=== DATA EXTRACT ===
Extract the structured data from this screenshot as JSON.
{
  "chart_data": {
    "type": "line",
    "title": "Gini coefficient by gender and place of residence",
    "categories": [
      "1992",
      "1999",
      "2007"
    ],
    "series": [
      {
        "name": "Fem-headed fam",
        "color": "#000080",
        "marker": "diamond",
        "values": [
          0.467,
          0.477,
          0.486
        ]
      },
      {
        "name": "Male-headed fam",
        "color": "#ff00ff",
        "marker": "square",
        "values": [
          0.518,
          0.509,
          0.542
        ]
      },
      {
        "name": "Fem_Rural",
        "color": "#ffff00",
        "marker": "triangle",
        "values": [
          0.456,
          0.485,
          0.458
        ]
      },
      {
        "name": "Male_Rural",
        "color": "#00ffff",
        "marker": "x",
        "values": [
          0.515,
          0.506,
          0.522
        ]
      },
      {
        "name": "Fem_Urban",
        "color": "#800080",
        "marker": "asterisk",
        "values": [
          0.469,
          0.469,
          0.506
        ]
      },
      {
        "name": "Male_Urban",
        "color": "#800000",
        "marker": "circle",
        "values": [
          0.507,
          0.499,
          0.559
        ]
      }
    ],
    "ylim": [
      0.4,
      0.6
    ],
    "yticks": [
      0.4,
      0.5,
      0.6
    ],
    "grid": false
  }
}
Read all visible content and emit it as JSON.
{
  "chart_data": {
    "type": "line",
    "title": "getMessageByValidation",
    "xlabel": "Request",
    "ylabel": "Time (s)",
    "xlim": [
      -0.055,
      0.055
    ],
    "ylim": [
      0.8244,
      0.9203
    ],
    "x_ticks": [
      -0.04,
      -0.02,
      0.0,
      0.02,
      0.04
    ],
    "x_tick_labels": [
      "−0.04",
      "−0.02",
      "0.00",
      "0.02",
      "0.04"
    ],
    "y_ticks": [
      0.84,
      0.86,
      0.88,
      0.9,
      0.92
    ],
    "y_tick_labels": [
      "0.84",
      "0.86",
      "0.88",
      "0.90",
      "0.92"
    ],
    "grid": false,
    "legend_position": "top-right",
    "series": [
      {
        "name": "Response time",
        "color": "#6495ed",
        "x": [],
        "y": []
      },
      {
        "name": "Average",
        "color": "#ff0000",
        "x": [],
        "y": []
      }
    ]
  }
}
===
▸ CHALLENGE: Reproduce the material verbatim, line by line.

▸ RESPONSE TO THIS EXERCISE:
Extract the structured data from this screenshot as JSON.
{
  "chart_data": {
    "type": "line",
    "title": "Gini coefficient by gender and place of residence",
    "categories": [
      "1992",
      "1999",
      "2007"
    ],
    "series": [
      {
        "name": "Fem-headed fam",
        "color": "#000080",
        "marker": "diamond",
        "values": [
          0.467,
          0.477,
          0.486
        ]
      },
      {
        "name": "Male-headed fam",
        "color": "#ff00ff",
        "marker": "square",
        "values": [
          0.518,
          0.509,
          0.542
        ]
      },
      {
        "name": "Fem_Rural",
        "color": "#ffff00",
        "marker": "triangle",
        "values": [
          0.456,
          0.485,
          0.458
        ]
      },
      {
        "name": "Male_Rural",
        "color": "#00ffff",
        "marker": "x",
        "values": [
          0.515,
          0.506,
          0.522
        ]
      },
      {
        "name": "Fem_Urban",
        "color": "#800080",
        "marker": "asterisk",
        "values": [
          0.469,
          0.469,
          0.506
        ]
      },
      {
        "name": "Male_Urban",
        "color": "#800000",
        "marker": "circle",
        "values": [
          0.507,
          0.499,
          0.559
        ]
      }
    ],
    "ylim": [
      0.4,
      0.6
    ],
    "yticks": [
      0.4,
      0.5,
      0.6
    ],
    "grid": false
  }
}
Read all visible content and emit it as JSON.
{
  "chart_data": {
    "type": "line",
    "title": "getMessageByValidation",
    "xlabel": "Request",
    "ylabel": "Time (s)",
    "xlim": [
      -0.055,
      0.055
    ],
    "ylim": [
      0.8244,
      0.9203
    ],
    "x_ticks": [
      -0.04,
      -0.02,
      0.0,
      0.02,
      0.04
    ],
    "x_tick_labels": [
      "−0.04",
      "−0.02",
      "0.00",
      "0.02",
      "0.04"
    ],
    "y_ticks": [
      0.84,
      0.86,
      0.88,
      0.9,
      0.92
    ],
    "y_tick_labels": [
      "0.84",
      "0.86",
      "0.88",
      "0.90",
      "0.92"
    ],
    "grid": false,
    "legend_position": "top-right",
    "series": [
      {
        "name": "Response time",
        "color": "#6495ed",
        "x": [],
        "y": []
      },
      {
        "name": "Average",
        "color": "#ff0000",
        "x": [],
        "y": []
      }
    ]
  }
}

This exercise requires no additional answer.